WHAT IS NEEDED
Extract every line below that contains the word "this".

WORKING DATA
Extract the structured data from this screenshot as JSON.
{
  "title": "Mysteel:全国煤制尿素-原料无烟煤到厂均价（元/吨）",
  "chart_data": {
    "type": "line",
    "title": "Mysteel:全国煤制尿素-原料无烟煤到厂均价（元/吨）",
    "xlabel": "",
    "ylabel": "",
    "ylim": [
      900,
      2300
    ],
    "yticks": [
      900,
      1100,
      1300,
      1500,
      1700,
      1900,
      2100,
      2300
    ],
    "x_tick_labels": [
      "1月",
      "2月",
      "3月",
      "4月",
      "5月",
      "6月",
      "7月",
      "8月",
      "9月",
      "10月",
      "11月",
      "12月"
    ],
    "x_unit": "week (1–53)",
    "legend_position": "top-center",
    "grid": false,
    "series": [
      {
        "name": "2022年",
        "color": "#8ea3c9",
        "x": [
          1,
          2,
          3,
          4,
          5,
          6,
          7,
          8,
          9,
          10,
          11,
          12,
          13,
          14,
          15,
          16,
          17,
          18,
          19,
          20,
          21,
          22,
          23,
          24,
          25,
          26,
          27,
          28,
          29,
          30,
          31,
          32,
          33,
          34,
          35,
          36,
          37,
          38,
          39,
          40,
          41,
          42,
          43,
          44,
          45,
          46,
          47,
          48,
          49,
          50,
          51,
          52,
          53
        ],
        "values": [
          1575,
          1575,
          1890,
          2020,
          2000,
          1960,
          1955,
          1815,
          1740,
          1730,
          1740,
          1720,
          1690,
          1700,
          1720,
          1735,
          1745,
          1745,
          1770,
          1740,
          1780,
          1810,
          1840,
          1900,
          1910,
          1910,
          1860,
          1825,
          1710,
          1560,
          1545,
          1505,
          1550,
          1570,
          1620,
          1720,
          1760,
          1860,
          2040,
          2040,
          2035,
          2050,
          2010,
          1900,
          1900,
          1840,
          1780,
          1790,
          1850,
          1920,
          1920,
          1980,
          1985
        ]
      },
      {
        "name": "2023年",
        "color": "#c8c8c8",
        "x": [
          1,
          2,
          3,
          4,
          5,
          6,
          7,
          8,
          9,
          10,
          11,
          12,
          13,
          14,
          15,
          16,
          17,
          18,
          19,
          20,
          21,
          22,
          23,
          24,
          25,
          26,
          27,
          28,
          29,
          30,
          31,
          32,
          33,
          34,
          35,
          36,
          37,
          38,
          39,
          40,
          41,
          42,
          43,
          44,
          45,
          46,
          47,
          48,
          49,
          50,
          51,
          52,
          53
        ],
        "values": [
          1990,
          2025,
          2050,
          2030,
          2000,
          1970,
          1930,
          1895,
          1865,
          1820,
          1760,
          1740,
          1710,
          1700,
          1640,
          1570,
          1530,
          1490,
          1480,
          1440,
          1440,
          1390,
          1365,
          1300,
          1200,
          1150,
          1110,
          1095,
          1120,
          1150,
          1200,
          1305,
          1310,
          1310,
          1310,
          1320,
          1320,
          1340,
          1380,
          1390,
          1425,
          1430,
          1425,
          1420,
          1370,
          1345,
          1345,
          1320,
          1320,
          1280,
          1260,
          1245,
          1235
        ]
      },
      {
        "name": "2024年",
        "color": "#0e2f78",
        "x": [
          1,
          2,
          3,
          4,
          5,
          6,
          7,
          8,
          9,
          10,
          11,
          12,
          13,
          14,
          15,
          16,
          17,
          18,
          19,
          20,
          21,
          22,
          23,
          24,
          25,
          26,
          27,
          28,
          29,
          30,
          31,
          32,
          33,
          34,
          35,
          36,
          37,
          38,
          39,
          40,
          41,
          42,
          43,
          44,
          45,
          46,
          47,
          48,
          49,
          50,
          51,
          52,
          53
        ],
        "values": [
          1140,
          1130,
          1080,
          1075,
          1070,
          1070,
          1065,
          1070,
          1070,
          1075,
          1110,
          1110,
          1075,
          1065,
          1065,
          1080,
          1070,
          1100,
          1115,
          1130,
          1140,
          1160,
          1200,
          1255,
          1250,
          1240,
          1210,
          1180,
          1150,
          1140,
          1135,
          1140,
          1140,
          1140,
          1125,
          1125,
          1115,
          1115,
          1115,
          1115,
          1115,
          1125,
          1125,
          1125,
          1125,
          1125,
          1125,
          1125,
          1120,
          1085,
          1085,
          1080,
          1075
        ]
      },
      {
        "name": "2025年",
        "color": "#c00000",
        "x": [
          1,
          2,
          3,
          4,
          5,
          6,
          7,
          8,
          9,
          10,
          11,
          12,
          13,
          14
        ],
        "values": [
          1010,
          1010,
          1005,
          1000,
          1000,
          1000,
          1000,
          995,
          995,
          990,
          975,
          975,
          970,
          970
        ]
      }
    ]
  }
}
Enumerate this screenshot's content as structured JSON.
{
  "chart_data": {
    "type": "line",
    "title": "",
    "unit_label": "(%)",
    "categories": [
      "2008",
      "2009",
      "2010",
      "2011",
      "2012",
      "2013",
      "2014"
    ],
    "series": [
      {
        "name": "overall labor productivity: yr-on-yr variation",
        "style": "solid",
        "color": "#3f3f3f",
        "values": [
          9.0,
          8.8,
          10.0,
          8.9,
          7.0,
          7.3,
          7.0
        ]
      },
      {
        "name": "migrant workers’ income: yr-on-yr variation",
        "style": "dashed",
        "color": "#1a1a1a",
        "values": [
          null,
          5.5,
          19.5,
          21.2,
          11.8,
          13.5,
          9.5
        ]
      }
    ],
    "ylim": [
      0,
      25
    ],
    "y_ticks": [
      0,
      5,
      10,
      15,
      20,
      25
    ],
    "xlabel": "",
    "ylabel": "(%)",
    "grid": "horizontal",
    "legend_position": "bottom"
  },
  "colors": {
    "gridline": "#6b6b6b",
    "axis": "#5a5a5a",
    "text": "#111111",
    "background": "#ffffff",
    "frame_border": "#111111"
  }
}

RESPONSE TO THE EXERCISE
Extract the structured data from this screenshot as JSON.
Enumerate this screenshot's content as structured JSON.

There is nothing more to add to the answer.